> [TASK TO CARRY OUT]: Scan the data below and report how many lines include the word "เมษายน". Nothing else is wanted.
----- MATERIAL PROVIDED
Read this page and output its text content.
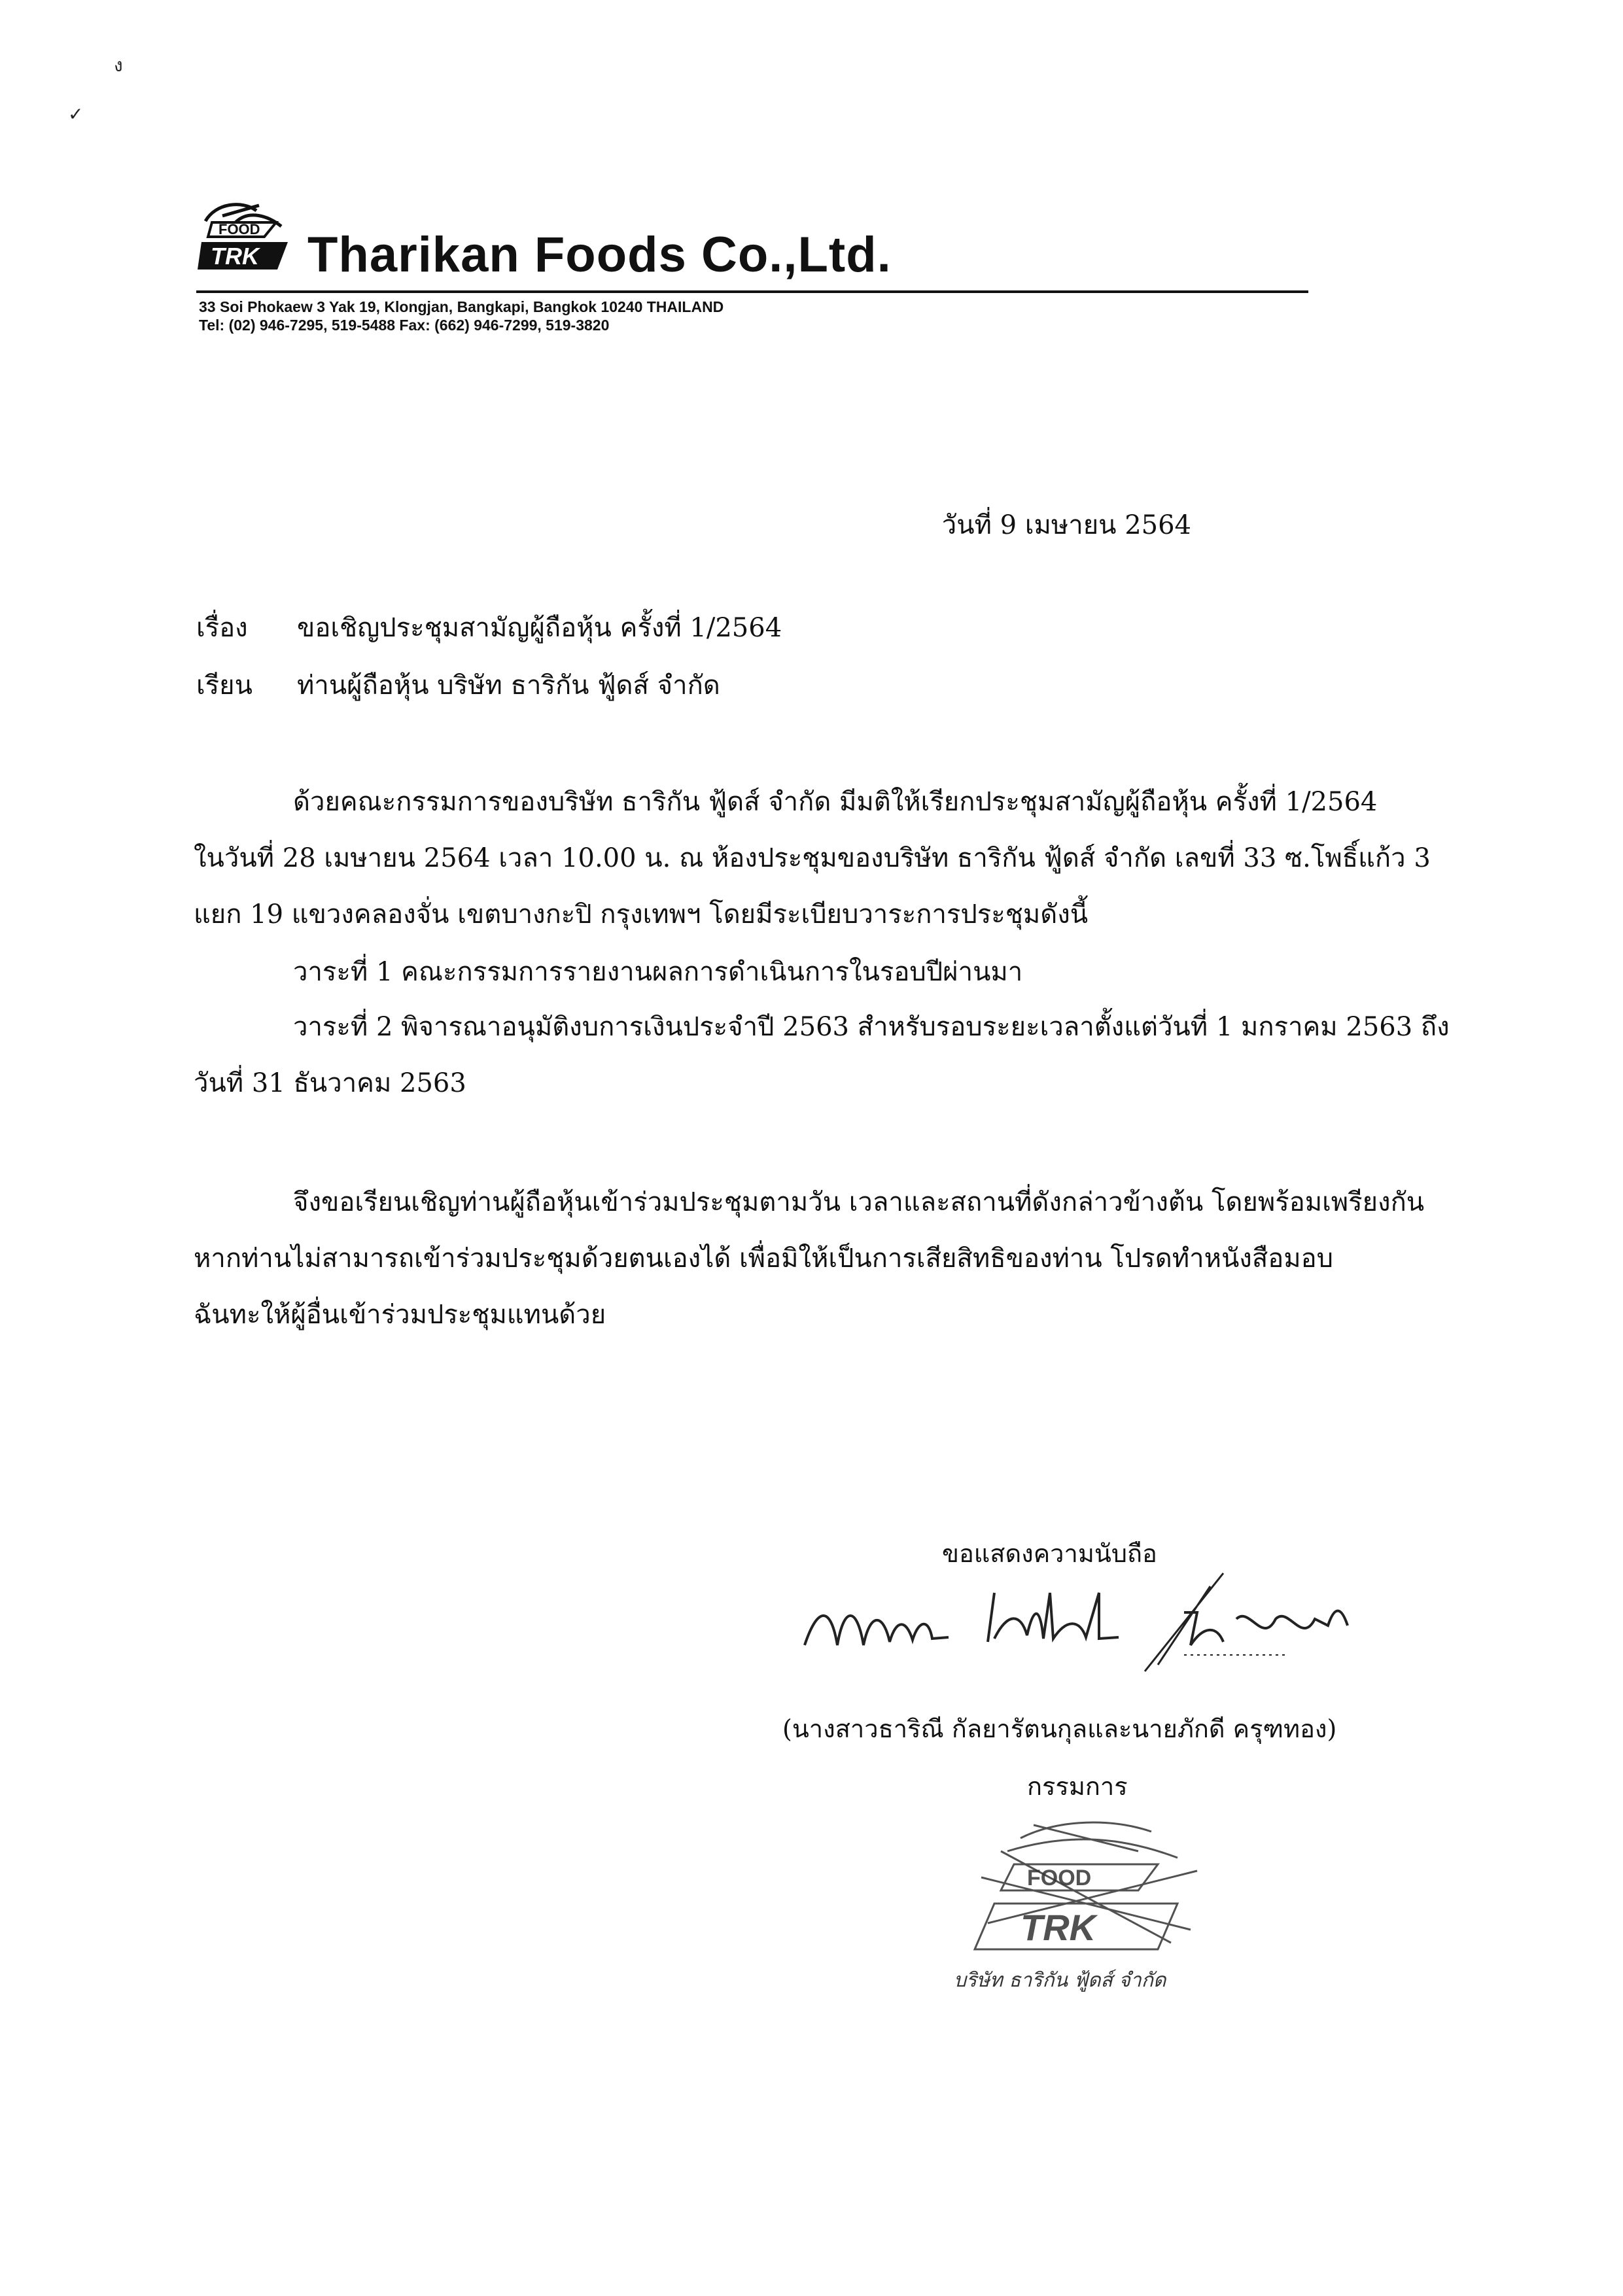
ง
✓
FOOD
TRK Tharikan Foods Co.,Ltd.
33 Soi Phokaew 3 Yak 19, Klongjan, Bangkapi, Bangkok 10240 THAILAND
Tel: (02) 946-7295, 519-5488 Fax: (662) 946-7299, 519-3820
วันที่ 9 เมษายน 2564
เรื่อง ขอเชิญประชุมสามัญผู้ถือหุ้น ครั้งที่ 1/2564
เรียน ท่านผู้ถือหุ้น บริษัท ธาริกัน ฟู้ดส์ จำกัด
ด้วยคณะกรรมการของบริษัท ธาริกัน ฟู้ดส์ จำกัด มีมติให้เรียกประชุมสามัญผู้ถือหุ้น ครั้งที่ 1/2564
ในวันที่ 28 เมษายน 2564 เวลา 10.00 น. ณ ห้องประชุมของบริษัท ธาริกัน ฟู้ดส์ จำกัด เลขที่ 33 ซ.โพธิ์แก้ว 3
แยก 19 แขวงคลองจั่น เขตบางกะปิ กรุงเทพฯ โดยมีระเบียบวาระการประชุมดังนี้
วาระที่ 1 คณะกรรมการรายงานผลการดำเนินการในรอบปีผ่านมา
วาระที่ 2 พิจารณาอนุมัติงบการเงินประจำปี 2563 สำหรับรอบระยะเวลาตั้งแต่วันที่ 1 มกราคม 2563 ถึง
วันที่ 31 ธันวาคม 2563
จึงขอเรียนเชิญท่านผู้ถือหุ้นเข้าร่วมประชุมตามวัน เวลาและสถานที่ดังกล่าวข้างต้น โดยพร้อมเพรียงกัน
หากท่านไม่สามารถเข้าร่วมประชุมด้วยตนเองได้ เพื่อมิให้เป็นการเสียสิทธิของท่าน โปรดทำหนังสือมอบ
ฉันทะให้ผู้อื่นเข้าร่วมประชุมแทนด้วย
ขอแสดงความนับถือ
(นางสาวธาริณี กัลยารัตนกุลและนายภักดี ครุฑทอง)
กรรมการ
FOOD
TRK
บริษัท ธาริกัน ฟู้ดส์ จำกัด
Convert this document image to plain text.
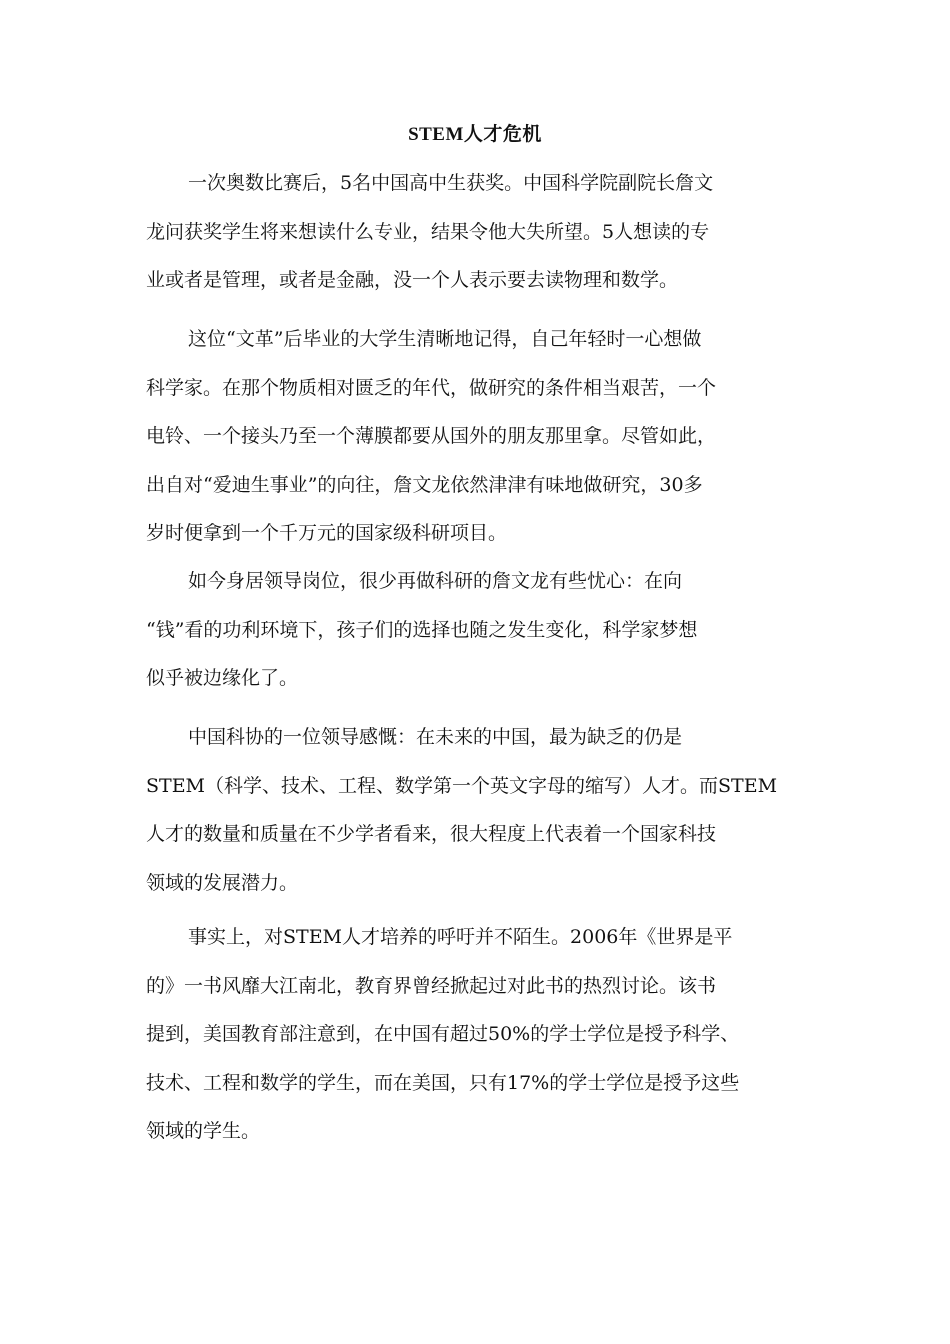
STEM人才危机
一次奥数比赛后，5名中国高中生获奖。中国科学院副院长詹文
龙问获奖学生将来想读什么专业，结果令他大失所望。5人想读的专
业或者是管理，或者是金融，没一个人表示要去读物理和数学。
这位“文革”后毕业的大学生清晰地记得，自己年轻时一心想做
科学家。在那个物质相对匮乏的年代，做研究的条件相当艰苦，一个
电铃、一个接头乃至一个薄膜都要从国外的朋友那里拿。尽管如此，
出自对“爱迪生事业”的向往，詹文龙依然津津有味地做研究，30多
岁时便拿到一个千万元的国家级科研项目。
如今身居领导岗位，很少再做科研的詹文龙有些忧心：在向
“钱”看的功利环境下，孩子们的选择也随之发生变化，科学家梦想
似乎被边缘化了。
中国科协的一位领导感慨：在未来的中国，最为缺乏的仍是
STEM（科学、技术、工程、数学第一个英文字母的缩写）人才。而STEM
人才的数量和质量在不少学者看来，很大程度上代表着一个国家科技
领域的发展潜力。
事实上，对STEM人才培养的呼吁并不陌生。2006年《世界是平
的》一书风靡大江南北，教育界曾经掀起过对此书的热烈讨论。该书
提到，美国教育部注意到，在中国有超过50%的学士学位是授予科学、
技术、工程和数学的学生，而在美国，只有17%的学士学位是授予这些
领域的学生。
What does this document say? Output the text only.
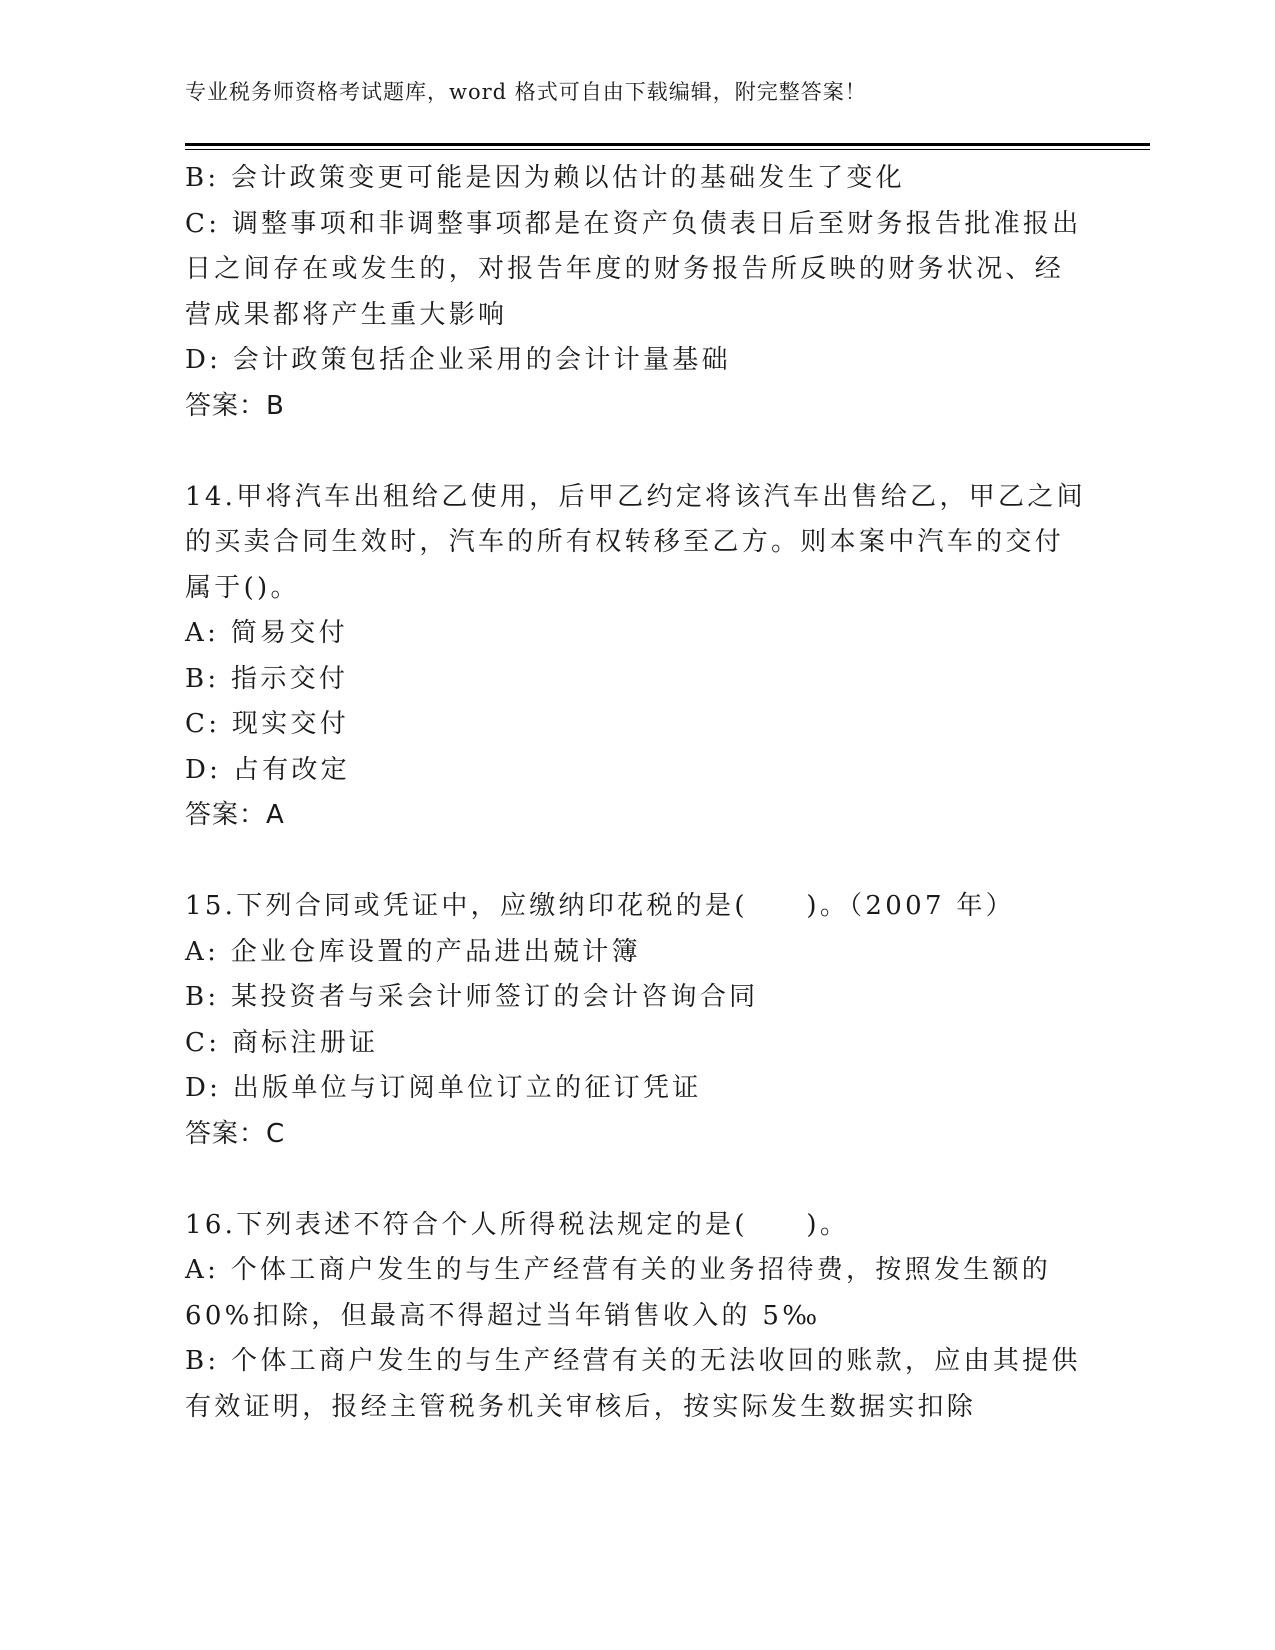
专业税务师资格考试题库，word 格式可自由下载编辑，附完整答案！
B: 会计政策变更可能是因为赖以估计的基础发生了变化
C: 调整事项和非调整事项都是在资产负债表日后至财务报告批准报出
日之间存在或发生的，对报告年度的财务报告所反映的财务状况、经
营成果都将产生重大影响
D: 会计政策包括企业采用的会计计量基础
答案：B
14.甲将汽车出租给乙使用，后甲乙约定将该汽车出售给乙，甲乙之间
的买卖合同生效时，汽车的所有权转移至乙方。则本案中汽车的交付
属于()。
A: 简易交付
B: 指示交付
C: 现实交付
D: 占有改定
答案：A
15.下列合同或凭证中，应缴纳印花税的是(　　)。（2007 年）
A: 企业仓库设置的产品进出兢计簿
B: 某投资者与采会计师签订的会计咨询合同
C: 商标注册证
D: 出版单位与订阅单位订立的征订凭证
答案：C
16.下列表述不符合个人所得税法规定的是(　　)。
A: 个体工商户发生的与生产经营有关的业务招待费，按照发生额的
60%扣除，但最高不得超过当年销售收入的 5‰
B: 个体工商户发生的与生产经营有关的无法收回的账款，应由其提供
有效证明，报经主管税务机关审核后，按实际发生数据实扣除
----------
> [TASK ANSWER]: 2